_Exercise prompt_. Look through the material below and give the number of lines holding "subtitle", with no other words.

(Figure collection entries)
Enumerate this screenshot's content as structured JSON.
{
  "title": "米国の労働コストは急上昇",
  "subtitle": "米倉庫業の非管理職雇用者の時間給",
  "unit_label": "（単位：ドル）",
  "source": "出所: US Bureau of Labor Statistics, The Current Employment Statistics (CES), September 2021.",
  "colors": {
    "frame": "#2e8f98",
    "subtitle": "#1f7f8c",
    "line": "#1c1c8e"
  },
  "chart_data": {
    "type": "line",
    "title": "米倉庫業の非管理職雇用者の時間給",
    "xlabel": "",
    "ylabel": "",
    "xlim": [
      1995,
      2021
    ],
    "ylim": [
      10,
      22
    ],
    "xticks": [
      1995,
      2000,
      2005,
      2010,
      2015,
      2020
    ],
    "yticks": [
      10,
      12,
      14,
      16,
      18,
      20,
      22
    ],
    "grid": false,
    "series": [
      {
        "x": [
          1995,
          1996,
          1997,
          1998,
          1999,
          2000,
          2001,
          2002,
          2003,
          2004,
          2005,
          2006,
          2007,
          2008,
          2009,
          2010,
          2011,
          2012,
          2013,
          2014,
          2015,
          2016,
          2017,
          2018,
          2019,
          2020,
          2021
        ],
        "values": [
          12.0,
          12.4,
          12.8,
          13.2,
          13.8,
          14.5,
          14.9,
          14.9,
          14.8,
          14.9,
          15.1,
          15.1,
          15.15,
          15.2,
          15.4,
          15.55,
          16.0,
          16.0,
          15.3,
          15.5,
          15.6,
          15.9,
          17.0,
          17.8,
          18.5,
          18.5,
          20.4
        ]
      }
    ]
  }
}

_Correct answer_. 2